• **Given request**:
Repeat all entries exactly.

+===+

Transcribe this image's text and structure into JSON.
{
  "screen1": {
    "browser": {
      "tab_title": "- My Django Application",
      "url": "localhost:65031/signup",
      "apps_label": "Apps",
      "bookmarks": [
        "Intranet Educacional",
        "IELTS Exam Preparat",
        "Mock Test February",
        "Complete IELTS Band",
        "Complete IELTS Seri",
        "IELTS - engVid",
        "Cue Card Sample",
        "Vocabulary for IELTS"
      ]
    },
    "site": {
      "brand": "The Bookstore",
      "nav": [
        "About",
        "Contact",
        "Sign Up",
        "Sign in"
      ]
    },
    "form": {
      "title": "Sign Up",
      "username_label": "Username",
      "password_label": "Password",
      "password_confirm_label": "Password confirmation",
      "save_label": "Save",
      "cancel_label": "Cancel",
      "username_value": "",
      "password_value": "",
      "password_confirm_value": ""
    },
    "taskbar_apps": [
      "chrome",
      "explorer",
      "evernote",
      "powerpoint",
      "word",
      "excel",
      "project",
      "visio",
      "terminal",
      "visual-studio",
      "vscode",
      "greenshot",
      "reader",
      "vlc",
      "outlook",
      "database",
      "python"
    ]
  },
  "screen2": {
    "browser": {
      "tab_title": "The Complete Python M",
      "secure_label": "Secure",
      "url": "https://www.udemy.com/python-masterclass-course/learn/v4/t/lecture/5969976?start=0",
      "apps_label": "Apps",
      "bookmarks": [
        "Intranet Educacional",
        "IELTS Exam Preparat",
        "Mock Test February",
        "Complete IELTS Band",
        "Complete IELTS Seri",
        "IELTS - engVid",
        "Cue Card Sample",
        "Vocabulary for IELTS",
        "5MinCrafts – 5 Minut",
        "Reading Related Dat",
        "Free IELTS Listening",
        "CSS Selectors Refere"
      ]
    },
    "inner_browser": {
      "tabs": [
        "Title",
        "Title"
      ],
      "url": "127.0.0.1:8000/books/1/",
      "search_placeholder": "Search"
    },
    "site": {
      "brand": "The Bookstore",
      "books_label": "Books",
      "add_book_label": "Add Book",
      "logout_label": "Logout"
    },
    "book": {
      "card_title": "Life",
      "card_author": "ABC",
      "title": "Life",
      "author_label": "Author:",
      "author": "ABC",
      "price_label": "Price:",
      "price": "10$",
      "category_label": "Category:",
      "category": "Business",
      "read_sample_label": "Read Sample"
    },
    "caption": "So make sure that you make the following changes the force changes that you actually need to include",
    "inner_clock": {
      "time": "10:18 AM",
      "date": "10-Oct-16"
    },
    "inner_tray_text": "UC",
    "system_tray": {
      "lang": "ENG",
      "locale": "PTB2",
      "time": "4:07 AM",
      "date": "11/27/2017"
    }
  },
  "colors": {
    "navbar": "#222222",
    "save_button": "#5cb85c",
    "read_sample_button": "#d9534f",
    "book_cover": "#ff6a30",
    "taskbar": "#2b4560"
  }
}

+===+

• **Written reply**:
Transcribe this image's text and structure into JSON.
{
  "screen1": {
    "browser": {
      "tab_title": "- My Django Application",
      "url": "localhost:65031/signup",
      "apps_label": "Apps",
      "bookmarks": [
        "Intranet Educacional",
        "IELTS Exam Preparat",
        "Mock Test February",
        "Complete IELTS Band",
        "Complete IELTS Seri",
        "IELTS - engVid",
        "Cue Card Sample",
        "Vocabulary for IELTS"
      ]
    },
    "site": {
      "brand": "The Bookstore",
      "nav": [
        "About",
        "Contact",
        "Sign Up",
        "Sign in"
      ]
    },
    "form": {
      "title": "Sign Up",
      "username_label": "Username",
      "password_label": "Password",
      "password_confirm_label": "Password confirmation",
      "save_label": "Save",
      "cancel_label": "Cancel",
      "username_value": "",
      "password_value": "",
      "password_confirm_value": ""
    },
    "taskbar_apps": [
      "chrome",
      "explorer",
      "evernote",
      "powerpoint",
      "word",
      "excel",
      "project",
      "visio",
      "terminal",
      "visual-studio",
      "vscode",
      "greenshot",
      "reader",
      "vlc",
      "outlook",
      "database",
      "python"
    ]
  },
  "screen2": {
    "browser": {
      "tab_title": "The Complete Python M",
      "secure_label": "Secure",
      "url": "https://www.udemy.com/python-masterclass-course/learn/v4/t/lecture/5969976?start=0",
      "apps_label": "Apps",
      "bookmarks": [
        "Intranet Educacional",
        "IELTS Exam Preparat",
        "Mock Test February",
        "Complete IELTS Band",
        "Complete IELTS Seri",
        "IELTS - engVid",
        "Cue Card Sample",
        "Vocabulary for IELTS",
        "5MinCrafts – 5 Minut",
        "Reading Related Dat",
        "Free IELTS Listening",
        "CSS Selectors Refere"
      ]
    },
    "inner_browser": {
      "tabs": [
        "Title",
        "Title"
      ],
      "url": "127.0.0.1:8000/books/1/",
      "search_placeholder": "Search"
    },
    "site": {
      "brand": "The Bookstore",
      "books_label": "Books",
      "add_book_label": "Add Book",
      "logout_label": "Logout"
    },
    "book": {
      "card_title": "Life",
      "card_author": "ABC",
      "title": "Life",
      "author_label": "Author:",
      "author": "ABC",
      "price_label": "Price:",
      "price": "10$",
      "category_label": "Category:",
      "category": "Business",
      "read_sample_label": "Read Sample"
    },
    "caption": "So make sure that you make the following changes the force changes that you actually need to include",
    "inner_clock": {
      "time": "10:18 AM",
      "date": "10-Oct-16"
    },
    "inner_tray_text": "UC",
    "system_tray": {
      "lang": "ENG",
      "locale": "PTB2",
      "time": "4:07 AM",
      "date": "11/27/2017"
    }
  },
  "colors": {
    "navbar": "#222222",
    "save_button": "#5cb85c",
    "read_sample_button": "#d9534f",
    "book_cover": "#ff6a30",
    "taskbar": "#2b4560"
  }
}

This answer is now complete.